▶ [REQUEST]
The records below must be copied in full; omit the images.

▶ [RECORDS SHOWN]
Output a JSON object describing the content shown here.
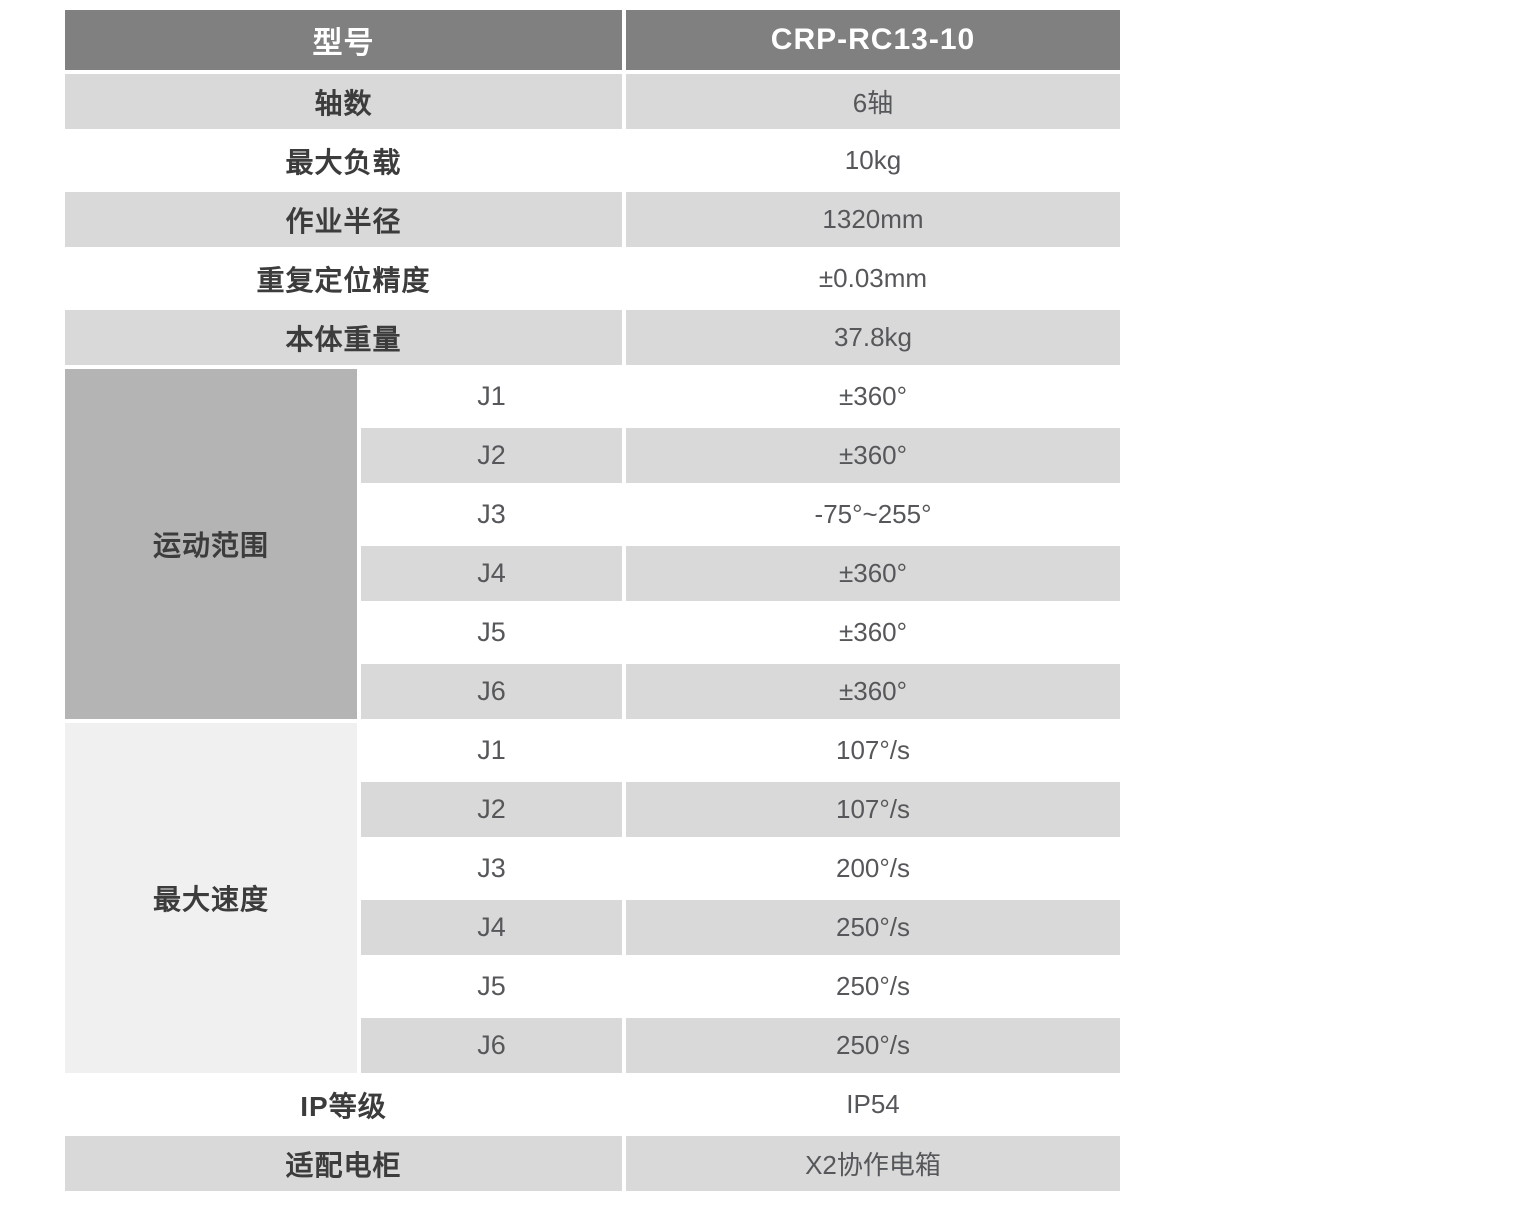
{
  "table": {
    "header": {
      "label": "型号",
      "value": "CRP-RC13-10"
    },
    "top_rows": [
      {
        "label": "轴数",
        "value": "6轴"
      },
      {
        "label": "最大负载",
        "value": "10kg"
      },
      {
        "label": "作业半径",
        "value": "1320mm"
      },
      {
        "label": "重复定位精度",
        "value": "±0.03mm"
      },
      {
        "label": "本体重量",
        "value": "37.8kg"
      }
    ],
    "motion_range": {
      "label": "运动范围",
      "rows": [
        {
          "joint": "J1",
          "value": "±360°"
        },
        {
          "joint": "J2",
          "value": "±360°"
        },
        {
          "joint": "J3",
          "value": "-75°~255°"
        },
        {
          "joint": "J4",
          "value": "±360°"
        },
        {
          "joint": "J5",
          "value": "±360°"
        },
        {
          "joint": "J6",
          "value": "±360°"
        }
      ]
    },
    "max_speed": {
      "label": "最大速度",
      "rows": [
        {
          "joint": "J1",
          "value": "107°/s"
        },
        {
          "joint": "J2",
          "value": "107°/s"
        },
        {
          "joint": "J3",
          "value": "200°/s"
        },
        {
          "joint": "J4",
          "value": "250°/s"
        },
        {
          "joint": "J5",
          "value": "250°/s"
        },
        {
          "joint": "J6",
          "value": "250°/s"
        }
      ]
    },
    "bottom_rows": [
      {
        "label": "IP等级",
        "value": "IP54"
      },
      {
        "label": "适配电柜",
        "value": "X2协作电箱"
      }
    ],
    "colors": {
      "header_bg": "#808080",
      "header_text": "#ffffff",
      "stripe_bg": "#d9d9d9",
      "white_bg": "#ffffff",
      "motion_merged_bg": "#b4b4b4",
      "speed_merged_bg": "#f0f0f0",
      "label_text": "#3c3c3c",
      "value_text": "#55575a"
    }
  }
}
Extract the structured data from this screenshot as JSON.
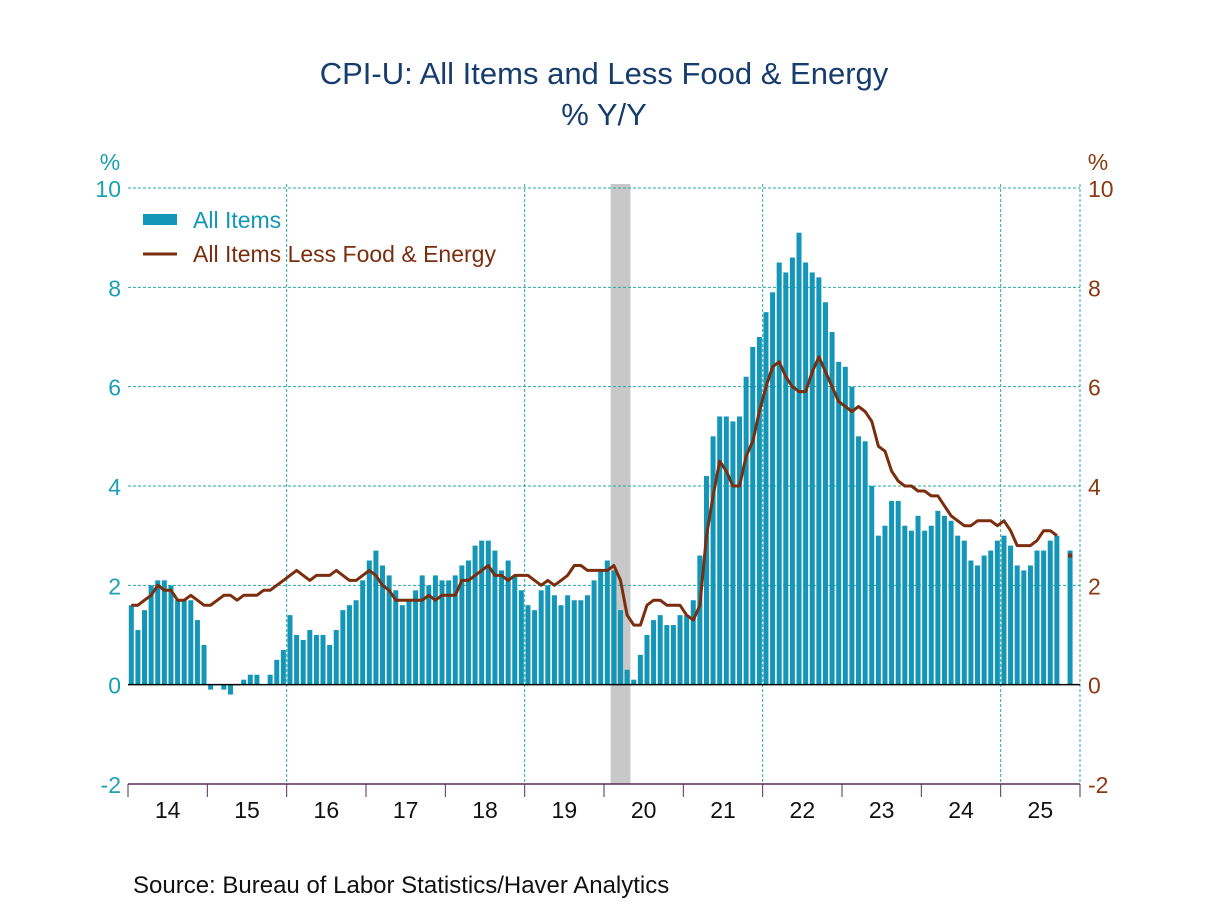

▶ [SOLUTION TO THIS TASK]
Output a JSON object describing the content shown here.
{
  "table": {
    "header": {
      "label": "型号",
      "value": "CRP-RC13-10"
    },
    "top_rows": [
      {
        "label": "轴数",
        "value": "6轴"
      },
      {
        "label": "最大负载",
        "value": "10kg"
      },
      {
        "label": "作业半径",
        "value": "1320mm"
      },
      {
        "label": "重复定位精度",
        "value": "±0.03mm"
      },
      {
        "label": "本体重量",
        "value": "37.8kg"
      }
    ],
    "motion_range": {
      "label": "运动范围",
      "rows": [
        {
          "joint": "J1",
          "value": "±360°"
        },
        {
          "joint": "J2",
          "value": "±360°"
        },
        {
          "joint": "J3",
          "value": "-75°~255°"
        },
        {
          "joint": "J4",
          "value": "±360°"
        },
        {
          "joint": "J5",
          "value": "±360°"
        },
        {
          "joint": "J6",
          "value": "±360°"
        }
      ]
    },
    "max_speed": {
      "label": "最大速度",
      "rows": [
        {
          "joint": "J1",
          "value": "107°/s"
        },
        {
          "joint": "J2",
          "value": "107°/s"
        },
        {
          "joint": "J3",
          "value": "200°/s"
        },
        {
          "joint": "J4",
          "value": "250°/s"
        },
        {
          "joint": "J5",
          "value": "250°/s"
        },
        {
          "joint": "J6",
          "value": "250°/s"
        }
      ]
    },
    "bottom_rows": [
      {
        "label": "IP等级",
        "value": "IP54"
      },
      {
        "label": "适配电柜",
        "value": "X2协作电箱"
      }
    ],
    "colors": {
      "header_bg": "#808080",
      "header_text": "#ffffff",
      "stripe_bg": "#d9d9d9",
      "white_bg": "#ffffff",
      "motion_merged_bg": "#b4b4b4",
      "speed_merged_bg": "#f0f0f0",
      "label_text": "#3c3c3c",
      "value_text": "#55575a"
    }
  }
}
Extract the structured data from this screenshot as JSON.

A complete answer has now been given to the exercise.